• _EXERCISE_: Repeat the listing in full, preserving every character.

• _Dataset rows_:
begin

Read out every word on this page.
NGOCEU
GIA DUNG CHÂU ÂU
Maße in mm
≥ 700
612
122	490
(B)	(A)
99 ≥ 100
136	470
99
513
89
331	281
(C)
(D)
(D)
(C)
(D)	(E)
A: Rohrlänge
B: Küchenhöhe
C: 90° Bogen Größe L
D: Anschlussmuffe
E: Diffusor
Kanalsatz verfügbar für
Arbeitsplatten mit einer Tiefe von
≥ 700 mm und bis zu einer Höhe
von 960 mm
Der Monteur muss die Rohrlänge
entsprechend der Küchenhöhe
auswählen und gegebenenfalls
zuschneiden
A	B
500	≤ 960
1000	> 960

end

• _FINISHED EXERCISE_:
Read out every word on this page.
NGOCEU
GIA DUNG CHÂU ÂU
Maße in mm
≥ 700
612
122	490
(B)	(A)
99 ≥ 100
136	470
99
513
89
331	281
(C)
(D)
(D)
(C)
(D)	(E)
A: Rohrlänge
B: Küchenhöhe
C: 90° Bogen Größe L
D: Anschlussmuffe
E: Diffusor
Kanalsatz verfügbar für
Arbeitsplatten mit einer Tiefe von
≥ 700 mm und bis zu einer Höhe
von 960 mm
Der Monteur muss die Rohrlänge
entsprechend der Küchenhöhe
auswählen und gegebenenfalls
zuschneiden
A	B
500	≤ 960
1000	> 960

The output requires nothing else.